Pictures stay out of the copy; restate everything else in the material exactly.

--- Begin EXERCISE MATERIAL ---

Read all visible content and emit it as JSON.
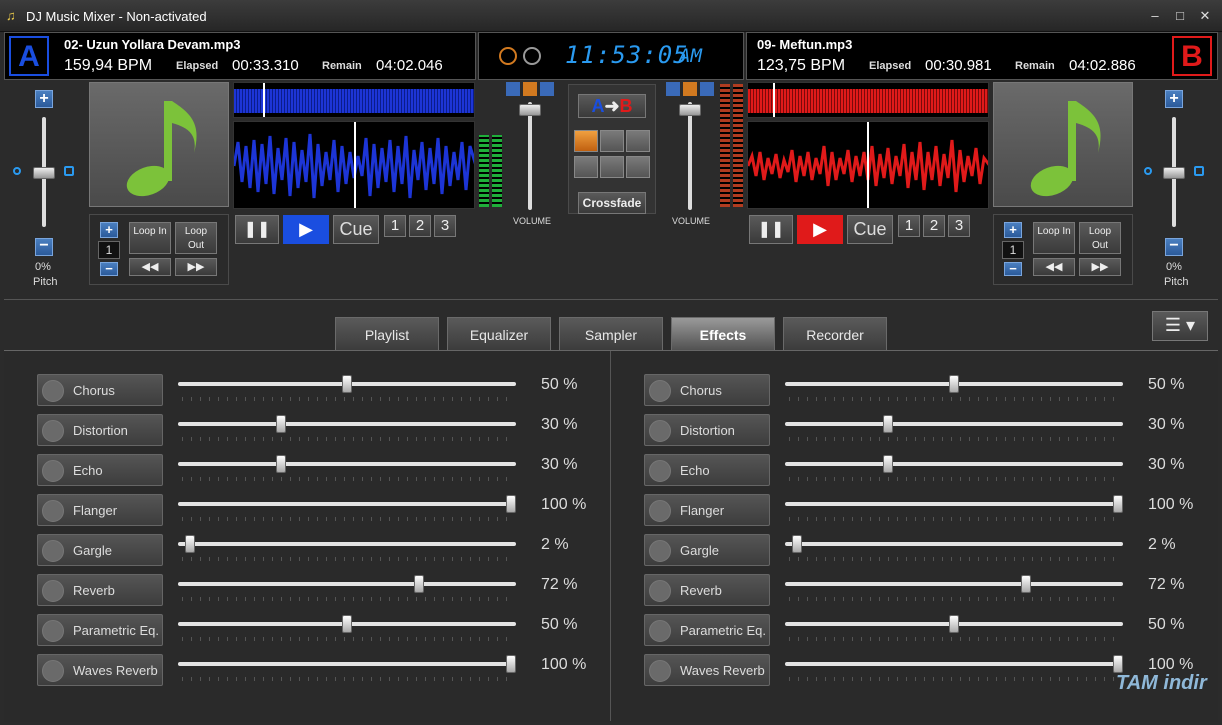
{
  "window": {
    "title": "DJ Music Mixer - Non-activated",
    "minimize": "–",
    "maximize": "□",
    "close": "✕"
  },
  "clock": {
    "time": "11:53:05",
    "ampm": "AM"
  },
  "deck_a": {
    "letter": "A",
    "track": "02- Uzun Yollara Devam.mp3",
    "bpm": "159,94 BPM",
    "elapsed_label": "Elapsed",
    "elapsed": "00:33.310",
    "remain_label": "Remain",
    "remain": "04:02.046",
    "pitch_value": "0%",
    "pitch_label": "Pitch",
    "loop_count": "1",
    "loop_in": "Loop In",
    "loop_out": "Loop Out",
    "cue": "Cue",
    "hotcues": [
      "1",
      "2",
      "3"
    ],
    "volume_label": "VOLUME",
    "accent": "#1a4ee0"
  },
  "deck_b": {
    "letter": "B",
    "track": "09- Meftun.mp3",
    "bpm": "123,75 BPM",
    "elapsed_label": "Elapsed",
    "elapsed": "00:30.981",
    "remain_label": "Remain",
    "remain": "04:02.886",
    "pitch_value": "0%",
    "pitch_label": "Pitch",
    "loop_count": "1",
    "loop_in": "Loop In",
    "loop_out": "Loop Out",
    "cue": "Cue",
    "hotcues": [
      "1",
      "2",
      "3"
    ],
    "volume_label": "VOLUME",
    "accent": "#e01a1a"
  },
  "crossfade": {
    "ab_a": "A",
    "ab_b": "B",
    "button": "Crossfade"
  },
  "tabs": [
    "Playlist",
    "Equalizer",
    "Sampler",
    "Effects",
    "Recorder"
  ],
  "active_tab": "Effects",
  "effects_left": [
    {
      "name": "Chorus",
      "value": 50,
      "label": "50 %"
    },
    {
      "name": "Distortion",
      "value": 30,
      "label": "30 %"
    },
    {
      "name": "Echo",
      "value": 30,
      "label": "30 %"
    },
    {
      "name": "Flanger",
      "value": 100,
      "label": "100 %"
    },
    {
      "name": "Gargle",
      "value": 2,
      "label": "2 %"
    },
    {
      "name": "Reverb",
      "value": 72,
      "label": "72 %"
    },
    {
      "name": "Parametric Eq.",
      "value": 50,
      "label": "50 %"
    },
    {
      "name": "Waves Reverb",
      "value": 100,
      "label": "100 %"
    }
  ],
  "effects_right": [
    {
      "name": "Chorus",
      "value": 50,
      "label": "50 %"
    },
    {
      "name": "Distortion",
      "value": 30,
      "label": "30 %"
    },
    {
      "name": "Echo",
      "value": 30,
      "label": "30 %"
    },
    {
      "name": "Flanger",
      "value": 100,
      "label": "100 %"
    },
    {
      "name": "Gargle",
      "value": 2,
      "label": "2 %"
    },
    {
      "name": "Reverb",
      "value": 72,
      "label": "72 %"
    },
    {
      "name": "Parametric Eq.",
      "value": 50,
      "label": "50 %"
    },
    {
      "name": "Waves Reverb",
      "value": 100,
      "label": "100 %"
    }
  ],
  "watermark": "TAM indir"
}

--- End EXERCISE MATERIAL ---

_FULL SOLUTION:_
Read all visible content and emit it as JSON.
{
  "window": {
    "title": "DJ Music Mixer - Non-activated",
    "minimize": "–",
    "maximize": "□",
    "close": "✕"
  },
  "clock": {
    "time": "11:53:05",
    "ampm": "AM"
  },
  "deck_a": {
    "letter": "A",
    "track": "02- Uzun Yollara Devam.mp3",
    "bpm": "159,94 BPM",
    "elapsed_label": "Elapsed",
    "elapsed": "00:33.310",
    "remain_label": "Remain",
    "remain": "04:02.046",
    "pitch_value": "0%",
    "pitch_label": "Pitch",
    "loop_count": "1",
    "loop_in": "Loop In",
    "loop_out": "Loop Out",
    "cue": "Cue",
    "hotcues": [
      "1",
      "2",
      "3"
    ],
    "volume_label": "VOLUME",
    "accent": "#1a4ee0"
  },
  "deck_b": {
    "letter": "B",
    "track": "09- Meftun.mp3",
    "bpm": "123,75 BPM",
    "elapsed_label": "Elapsed",
    "elapsed": "00:30.981",
    "remain_label": "Remain",
    "remain": "04:02.886",
    "pitch_value": "0%",
    "pitch_label": "Pitch",
    "loop_count": "1",
    "loop_in": "Loop In",
    "loop_out": "Loop Out",
    "cue": "Cue",
    "hotcues": [
      "1",
      "2",
      "3"
    ],
    "volume_label": "VOLUME",
    "accent": "#e01a1a"
  },
  "crossfade": {
    "ab_a": "A",
    "ab_b": "B",
    "button": "Crossfade"
  },
  "tabs": [
    "Playlist",
    "Equalizer",
    "Sampler",
    "Effects",
    "Recorder"
  ],
  "active_tab": "Effects",
  "effects_left": [
    {
      "name": "Chorus",
      "value": 50,
      "label": "50 %"
    },
    {
      "name": "Distortion",
      "value": 30,
      "label": "30 %"
    },
    {
      "name": "Echo",
      "value": 30,
      "label": "30 %"
    },
    {
      "name": "Flanger",
      "value": 100,
      "label": "100 %"
    },
    {
      "name": "Gargle",
      "value": 2,
      "label": "2 %"
    },
    {
      "name": "Reverb",
      "value": 72,
      "label": "72 %"
    },
    {
      "name": "Parametric Eq.",
      "value": 50,
      "label": "50 %"
    },
    {
      "name": "Waves Reverb",
      "value": 100,
      "label": "100 %"
    }
  ],
  "effects_right": [
    {
      "name": "Chorus",
      "value": 50,
      "label": "50 %"
    },
    {
      "name": "Distortion",
      "value": 30,
      "label": "30 %"
    },
    {
      "name": "Echo",
      "value": 30,
      "label": "30 %"
    },
    {
      "name": "Flanger",
      "value": 100,
      "label": "100 %"
    },
    {
      "name": "Gargle",
      "value": 2,
      "label": "2 %"
    },
    {
      "name": "Reverb",
      "value": 72,
      "label": "72 %"
    },
    {
      "name": "Parametric Eq.",
      "value": 50,
      "label": "50 %"
    },
    {
      "name": "Waves Reverb",
      "value": 100,
      "label": "100 %"
    }
  ],
  "watermark": "TAM indir"
}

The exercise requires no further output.